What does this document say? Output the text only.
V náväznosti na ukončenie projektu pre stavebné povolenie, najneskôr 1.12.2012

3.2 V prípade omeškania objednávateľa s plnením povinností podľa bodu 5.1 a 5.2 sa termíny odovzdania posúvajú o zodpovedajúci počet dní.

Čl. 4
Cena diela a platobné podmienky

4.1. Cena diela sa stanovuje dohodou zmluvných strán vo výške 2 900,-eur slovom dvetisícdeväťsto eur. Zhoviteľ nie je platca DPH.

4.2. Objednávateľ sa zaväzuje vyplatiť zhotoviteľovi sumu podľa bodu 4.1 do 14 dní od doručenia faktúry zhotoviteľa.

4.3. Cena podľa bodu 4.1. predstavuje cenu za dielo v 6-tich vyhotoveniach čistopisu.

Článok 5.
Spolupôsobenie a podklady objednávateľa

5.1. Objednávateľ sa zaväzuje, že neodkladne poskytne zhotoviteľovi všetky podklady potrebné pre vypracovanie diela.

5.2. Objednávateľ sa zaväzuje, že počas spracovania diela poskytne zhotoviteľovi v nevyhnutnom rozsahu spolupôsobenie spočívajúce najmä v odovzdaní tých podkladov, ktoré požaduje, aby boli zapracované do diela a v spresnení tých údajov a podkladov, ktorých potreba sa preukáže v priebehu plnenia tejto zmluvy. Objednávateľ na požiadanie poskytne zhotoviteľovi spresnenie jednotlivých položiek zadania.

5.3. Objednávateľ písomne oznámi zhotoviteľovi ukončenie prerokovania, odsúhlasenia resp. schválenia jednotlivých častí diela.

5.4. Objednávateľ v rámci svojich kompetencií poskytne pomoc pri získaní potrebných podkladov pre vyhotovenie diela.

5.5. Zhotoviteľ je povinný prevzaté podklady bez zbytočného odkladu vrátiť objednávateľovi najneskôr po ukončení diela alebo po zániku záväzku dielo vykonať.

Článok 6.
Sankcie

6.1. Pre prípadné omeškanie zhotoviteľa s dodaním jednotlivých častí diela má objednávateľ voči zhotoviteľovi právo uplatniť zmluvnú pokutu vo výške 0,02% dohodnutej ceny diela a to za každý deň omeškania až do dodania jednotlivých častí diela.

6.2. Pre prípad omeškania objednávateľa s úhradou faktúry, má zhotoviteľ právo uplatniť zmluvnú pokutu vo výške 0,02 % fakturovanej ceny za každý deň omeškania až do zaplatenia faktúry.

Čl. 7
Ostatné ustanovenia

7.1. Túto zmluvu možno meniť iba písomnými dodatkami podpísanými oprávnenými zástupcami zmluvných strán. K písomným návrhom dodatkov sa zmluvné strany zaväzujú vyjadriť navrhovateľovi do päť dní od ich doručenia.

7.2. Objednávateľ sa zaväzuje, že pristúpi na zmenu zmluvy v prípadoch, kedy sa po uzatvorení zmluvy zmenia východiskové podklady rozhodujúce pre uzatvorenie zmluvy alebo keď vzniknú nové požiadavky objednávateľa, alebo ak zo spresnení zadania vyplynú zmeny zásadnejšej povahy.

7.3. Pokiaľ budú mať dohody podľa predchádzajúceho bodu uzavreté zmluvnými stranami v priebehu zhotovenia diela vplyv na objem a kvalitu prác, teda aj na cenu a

WHAT IS EXPECTED:
Transcribe the full listing above without leaving anything out.

ANSWER TO THE TASK:
What does this document say? Output the text only.
V náväznosti na ukončenie projektu pre stavebné povolenie, najneskôr 1.12.2012

3.2 V prípade omeškania objednávateľa s plnením povinností podľa bodu 5.1 a 5.2 sa termíny odovzdania posúvajú o zodpovedajúci počet dní.

Čl. 4
Cena diela a platobné podmienky

4.1. Cena diela sa stanovuje dohodou zmluvných strán vo výške 2 900,-eur slovom dvetisícdeväťsto eur. Zhoviteľ nie je platca DPH.

4.2. Objednávateľ sa zaväzuje vyplatiť zhotoviteľovi sumu podľa bodu 4.1 do 14 dní od doručenia faktúry zhotoviteľa.

4.3. Cena podľa bodu 4.1. predstavuje cenu za dielo v 6-tich vyhotoveniach čistopisu.

Článok 5.
Spolupôsobenie a podklady objednávateľa

5.1. Objednávateľ sa zaväzuje, že neodkladne poskytne zhotoviteľovi všetky podklady potrebné pre vypracovanie diela.

5.2. Objednávateľ sa zaväzuje, že počas spracovania diela poskytne zhotoviteľovi v nevyhnutnom rozsahu spolupôsobenie spočívajúce najmä v odovzdaní tých podkladov, ktoré požaduje, aby boli zapracované do diela a v spresnení tých údajov a podkladov, ktorých potreba sa preukáže v priebehu plnenia tejto zmluvy. Objednávateľ na požiadanie poskytne zhotoviteľovi spresnenie jednotlivých položiek zadania.

5.3. Objednávateľ písomne oznámi zhotoviteľovi ukončenie prerokovania, odsúhlasenia resp. schválenia jednotlivých častí diela.

5.4. Objednávateľ v rámci svojich kompetencií poskytne pomoc pri získaní potrebných podkladov pre vyhotovenie diela.

5.5. Zhotoviteľ je povinný prevzaté podklady bez zbytočného odkladu vrátiť objednávateľovi najneskôr po ukončení diela alebo po zániku záväzku dielo vykonať.

Článok 6.
Sankcie

6.1. Pre prípadné omeškanie zhotoviteľa s dodaním jednotlivých častí diela má objednávateľ voči zhotoviteľovi právo uplatniť zmluvnú pokutu vo výške 0,02% dohodnutej ceny diela a to za každý deň omeškania až do dodania jednotlivých častí diela.

6.2. Pre prípad omeškania objednávateľa s úhradou faktúry, má zhotoviteľ právo uplatniť zmluvnú pokutu vo výške 0,02 % fakturovanej ceny za každý deň omeškania až do zaplatenia faktúry.

Čl. 7
Ostatné ustanovenia

7.1. Túto zmluvu možno meniť iba písomnými dodatkami podpísanými oprávnenými zástupcami zmluvných strán. K písomným návrhom dodatkov sa zmluvné strany zaväzujú vyjadriť navrhovateľovi do päť dní od ich doručenia.

7.2. Objednávateľ sa zaväzuje, že pristúpi na zmenu zmluvy v prípadoch, kedy sa po uzatvorení zmluvy zmenia východiskové podklady rozhodujúce pre uzatvorenie zmluvy alebo keď vzniknú nové požiadavky objednávateľa, alebo ak zo spresnení zadania vyplynú zmeny zásadnejšej povahy.

7.3. Pokiaľ budú mať dohody podľa predchádzajúceho bodu uzavreté zmluvnými stranami v priebehu zhotovenia diela vplyv na objem a kvalitu prác, teda aj na cenu a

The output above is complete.